═══ Exercise input
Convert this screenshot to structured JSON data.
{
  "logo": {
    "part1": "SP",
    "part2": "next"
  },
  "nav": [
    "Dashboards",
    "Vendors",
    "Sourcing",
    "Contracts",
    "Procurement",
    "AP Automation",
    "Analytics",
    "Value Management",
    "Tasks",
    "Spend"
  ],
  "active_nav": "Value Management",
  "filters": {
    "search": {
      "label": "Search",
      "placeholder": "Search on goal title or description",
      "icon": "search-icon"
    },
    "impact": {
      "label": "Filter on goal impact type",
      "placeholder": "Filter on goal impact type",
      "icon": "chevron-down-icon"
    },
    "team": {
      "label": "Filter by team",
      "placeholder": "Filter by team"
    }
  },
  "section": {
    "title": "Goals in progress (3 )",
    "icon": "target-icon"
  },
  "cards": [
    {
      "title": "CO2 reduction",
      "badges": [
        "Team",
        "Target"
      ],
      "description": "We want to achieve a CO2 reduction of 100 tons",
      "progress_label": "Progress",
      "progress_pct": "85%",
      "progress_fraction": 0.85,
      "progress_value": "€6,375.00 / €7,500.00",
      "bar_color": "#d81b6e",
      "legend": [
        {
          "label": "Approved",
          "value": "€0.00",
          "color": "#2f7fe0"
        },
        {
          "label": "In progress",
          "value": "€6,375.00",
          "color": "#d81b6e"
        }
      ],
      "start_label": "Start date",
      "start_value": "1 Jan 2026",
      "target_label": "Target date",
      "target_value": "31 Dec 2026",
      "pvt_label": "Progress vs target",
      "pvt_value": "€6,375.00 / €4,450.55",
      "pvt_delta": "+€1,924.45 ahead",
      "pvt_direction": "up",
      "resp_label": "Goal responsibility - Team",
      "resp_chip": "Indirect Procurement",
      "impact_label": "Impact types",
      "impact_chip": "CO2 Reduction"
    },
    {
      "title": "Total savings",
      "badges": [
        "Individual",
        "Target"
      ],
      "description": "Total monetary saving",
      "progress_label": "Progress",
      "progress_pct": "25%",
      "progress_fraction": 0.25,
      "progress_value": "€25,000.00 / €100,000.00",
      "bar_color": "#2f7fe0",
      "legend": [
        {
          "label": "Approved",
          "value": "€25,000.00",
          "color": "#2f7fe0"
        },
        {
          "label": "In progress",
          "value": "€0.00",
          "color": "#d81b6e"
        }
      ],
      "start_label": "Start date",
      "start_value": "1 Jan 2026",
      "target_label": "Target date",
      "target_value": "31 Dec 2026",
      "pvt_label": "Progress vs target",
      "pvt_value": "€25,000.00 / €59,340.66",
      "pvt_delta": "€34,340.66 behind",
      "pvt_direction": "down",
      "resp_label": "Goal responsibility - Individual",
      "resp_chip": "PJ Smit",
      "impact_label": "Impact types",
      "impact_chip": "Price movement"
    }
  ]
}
══════
Goal of the exercise → Retype every record above exactly as written.

Exercise solution →
Convert this screenshot to structured JSON data.
{
  "logo": {
    "part1": "SP",
    "part2": "next"
  },
  "nav": [
    "Dashboards",
    "Vendors",
    "Sourcing",
    "Contracts",
    "Procurement",
    "AP Automation",
    "Analytics",
    "Value Management",
    "Tasks",
    "Spend"
  ],
  "active_nav": "Value Management",
  "filters": {
    "search": {
      "label": "Search",
      "placeholder": "Search on goal title or description",
      "icon": "search-icon"
    },
    "impact": {
      "label": "Filter on goal impact type",
      "placeholder": "Filter on goal impact type",
      "icon": "chevron-down-icon"
    },
    "team": {
      "label": "Filter by team",
      "placeholder": "Filter by team"
    }
  },
  "section": {
    "title": "Goals in progress (3 )",
    "icon": "target-icon"
  },
  "cards": [
    {
      "title": "CO2 reduction",
      "badges": [
        "Team",
        "Target"
      ],
      "description": "We want to achieve a CO2 reduction of 100 tons",
      "progress_label": "Progress",
      "progress_pct": "85%",
      "progress_fraction": 0.85,
      "progress_value": "€6,375.00 / €7,500.00",
      "bar_color": "#d81b6e",
      "legend": [
        {
          "label": "Approved",
          "value": "€0.00",
          "color": "#2f7fe0"
        },
        {
          "label": "In progress",
          "value": "€6,375.00",
          "color": "#d81b6e"
        }
      ],
      "start_label": "Start date",
      "start_value": "1 Jan 2026",
      "target_label": "Target date",
      "target_value": "31 Dec 2026",
      "pvt_label": "Progress vs target",
      "pvt_value": "€6,375.00 / €4,450.55",
      "pvt_delta": "+€1,924.45 ahead",
      "pvt_direction": "up",
      "resp_label": "Goal responsibility - Team",
      "resp_chip": "Indirect Procurement",
      "impact_label": "Impact types",
      "impact_chip": "CO2 Reduction"
    },
    {
      "title": "Total savings",
      "badges": [
        "Individual",
        "Target"
      ],
      "description": "Total monetary saving",
      "progress_label": "Progress",
      "progress_pct": "25%",
      "progress_fraction": 0.25,
      "progress_value": "€25,000.00 / €100,000.00",
      "bar_color": "#2f7fe0",
      "legend": [
        {
          "label": "Approved",
          "value": "€25,000.00",
          "color": "#2f7fe0"
        },
        {
          "label": "In progress",
          "value": "€0.00",
          "color": "#d81b6e"
        }
      ],
      "start_label": "Start date",
      "start_value": "1 Jan 2026",
      "target_label": "Target date",
      "target_value": "31 Dec 2026",
      "pvt_label": "Progress vs target",
      "pvt_value": "€25,000.00 / €59,340.66",
      "pvt_delta": "€34,340.66 behind",
      "pvt_direction": "down",
      "resp_label": "Goal responsibility - Individual",
      "resp_chip": "PJ Smit",
      "impact_label": "Impact types",
      "impact_chip": "Price movement"
    }
  ]
}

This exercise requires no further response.